TASK PROMPT >> Select all lines in the records that include "统考中考真题".

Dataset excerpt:
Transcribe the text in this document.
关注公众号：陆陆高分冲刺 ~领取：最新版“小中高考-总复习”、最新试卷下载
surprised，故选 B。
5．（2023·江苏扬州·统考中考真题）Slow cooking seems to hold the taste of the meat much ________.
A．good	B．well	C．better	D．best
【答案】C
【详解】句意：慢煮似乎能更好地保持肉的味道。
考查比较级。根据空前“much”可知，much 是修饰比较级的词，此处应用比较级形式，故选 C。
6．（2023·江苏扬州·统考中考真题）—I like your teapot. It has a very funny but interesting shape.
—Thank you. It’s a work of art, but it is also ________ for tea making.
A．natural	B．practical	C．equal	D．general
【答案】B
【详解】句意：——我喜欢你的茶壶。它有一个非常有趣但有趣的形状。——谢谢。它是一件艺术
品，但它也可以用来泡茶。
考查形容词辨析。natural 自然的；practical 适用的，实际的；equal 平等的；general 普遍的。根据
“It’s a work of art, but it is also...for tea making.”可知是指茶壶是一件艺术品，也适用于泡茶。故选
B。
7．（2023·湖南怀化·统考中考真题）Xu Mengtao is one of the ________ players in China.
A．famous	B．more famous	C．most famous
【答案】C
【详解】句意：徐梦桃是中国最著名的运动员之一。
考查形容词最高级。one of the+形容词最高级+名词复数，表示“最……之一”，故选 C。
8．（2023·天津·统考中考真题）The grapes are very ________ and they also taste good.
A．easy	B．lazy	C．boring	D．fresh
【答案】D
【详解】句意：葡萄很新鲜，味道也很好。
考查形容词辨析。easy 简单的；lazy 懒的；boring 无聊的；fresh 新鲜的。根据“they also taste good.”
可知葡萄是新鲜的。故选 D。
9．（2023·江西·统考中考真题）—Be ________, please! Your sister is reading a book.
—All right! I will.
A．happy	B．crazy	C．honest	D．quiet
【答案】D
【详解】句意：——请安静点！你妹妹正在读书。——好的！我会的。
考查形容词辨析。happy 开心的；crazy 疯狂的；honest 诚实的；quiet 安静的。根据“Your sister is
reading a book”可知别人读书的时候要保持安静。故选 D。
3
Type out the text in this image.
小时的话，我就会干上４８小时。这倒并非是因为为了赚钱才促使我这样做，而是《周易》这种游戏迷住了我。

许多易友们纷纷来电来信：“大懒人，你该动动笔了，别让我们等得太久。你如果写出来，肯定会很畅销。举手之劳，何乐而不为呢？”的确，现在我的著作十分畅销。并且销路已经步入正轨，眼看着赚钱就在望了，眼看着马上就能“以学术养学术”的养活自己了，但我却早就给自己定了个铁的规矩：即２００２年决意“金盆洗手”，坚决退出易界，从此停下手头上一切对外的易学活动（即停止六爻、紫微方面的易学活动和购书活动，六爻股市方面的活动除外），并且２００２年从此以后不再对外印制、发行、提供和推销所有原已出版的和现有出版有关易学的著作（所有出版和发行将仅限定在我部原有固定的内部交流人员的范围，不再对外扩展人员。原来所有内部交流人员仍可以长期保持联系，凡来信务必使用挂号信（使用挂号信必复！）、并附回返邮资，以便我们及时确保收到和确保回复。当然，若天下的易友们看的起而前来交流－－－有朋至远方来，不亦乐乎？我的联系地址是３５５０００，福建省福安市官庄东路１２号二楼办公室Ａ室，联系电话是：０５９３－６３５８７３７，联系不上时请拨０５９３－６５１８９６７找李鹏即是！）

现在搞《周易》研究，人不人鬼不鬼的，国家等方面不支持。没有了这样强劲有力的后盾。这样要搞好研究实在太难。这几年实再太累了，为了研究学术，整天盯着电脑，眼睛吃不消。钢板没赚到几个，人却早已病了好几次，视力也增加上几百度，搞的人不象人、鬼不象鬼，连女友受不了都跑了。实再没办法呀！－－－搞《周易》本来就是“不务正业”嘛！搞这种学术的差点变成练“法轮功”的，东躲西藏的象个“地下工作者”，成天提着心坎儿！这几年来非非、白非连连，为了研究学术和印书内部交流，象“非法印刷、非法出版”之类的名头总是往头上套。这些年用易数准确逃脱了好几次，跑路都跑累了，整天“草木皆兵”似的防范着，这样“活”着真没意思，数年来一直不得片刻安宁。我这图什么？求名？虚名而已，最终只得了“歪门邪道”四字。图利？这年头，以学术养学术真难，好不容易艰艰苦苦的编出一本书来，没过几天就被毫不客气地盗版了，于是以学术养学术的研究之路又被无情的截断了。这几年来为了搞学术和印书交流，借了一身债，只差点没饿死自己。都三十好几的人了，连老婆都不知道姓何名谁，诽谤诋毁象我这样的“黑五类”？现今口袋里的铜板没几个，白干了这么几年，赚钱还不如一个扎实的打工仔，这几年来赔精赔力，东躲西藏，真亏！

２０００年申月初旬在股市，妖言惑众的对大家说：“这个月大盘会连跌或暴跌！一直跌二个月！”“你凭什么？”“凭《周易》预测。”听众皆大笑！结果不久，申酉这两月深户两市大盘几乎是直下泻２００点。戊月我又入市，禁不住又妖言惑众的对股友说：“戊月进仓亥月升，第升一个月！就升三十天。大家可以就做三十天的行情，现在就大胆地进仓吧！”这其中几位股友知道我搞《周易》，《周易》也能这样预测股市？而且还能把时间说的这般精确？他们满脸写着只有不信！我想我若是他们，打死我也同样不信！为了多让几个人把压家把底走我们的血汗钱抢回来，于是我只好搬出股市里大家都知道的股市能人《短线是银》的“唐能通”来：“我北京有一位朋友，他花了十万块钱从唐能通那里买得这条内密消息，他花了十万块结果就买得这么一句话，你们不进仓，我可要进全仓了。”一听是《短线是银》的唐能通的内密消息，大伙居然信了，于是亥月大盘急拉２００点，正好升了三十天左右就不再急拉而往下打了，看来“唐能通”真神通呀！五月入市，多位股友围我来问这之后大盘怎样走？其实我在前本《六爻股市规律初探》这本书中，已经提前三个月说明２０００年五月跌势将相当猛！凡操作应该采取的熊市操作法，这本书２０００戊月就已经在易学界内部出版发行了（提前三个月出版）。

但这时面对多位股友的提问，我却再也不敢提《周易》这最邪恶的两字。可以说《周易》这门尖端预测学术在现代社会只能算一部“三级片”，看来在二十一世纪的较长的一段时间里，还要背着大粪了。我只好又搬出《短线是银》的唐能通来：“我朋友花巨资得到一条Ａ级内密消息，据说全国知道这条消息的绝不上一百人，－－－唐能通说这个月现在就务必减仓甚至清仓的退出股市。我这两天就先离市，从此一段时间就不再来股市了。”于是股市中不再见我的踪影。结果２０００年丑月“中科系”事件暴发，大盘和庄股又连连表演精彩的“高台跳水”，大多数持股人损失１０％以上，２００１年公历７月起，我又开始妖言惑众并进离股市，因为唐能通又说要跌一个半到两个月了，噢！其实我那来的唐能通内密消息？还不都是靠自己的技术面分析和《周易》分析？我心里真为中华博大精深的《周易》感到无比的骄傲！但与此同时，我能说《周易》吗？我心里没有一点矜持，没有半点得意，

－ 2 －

COMPLETE ANSWER >>
5．（2023·江苏扬州·统考中考真题）Slow cooking seems to hold the taste of the meat much ________.
6．（2023·江苏扬州·统考中考真题）—I like your teapot. It has a very funny but interesting shape.
7．（2023·湖南怀化·统考中考真题）Xu Mengtao is one of the ________ players in China.
8．（2023·天津·统考中考真题）The grapes are very ________ and they also taste good.
9．（2023·江西·统考中考真题）—Be ________, please! Your sister is reading a book.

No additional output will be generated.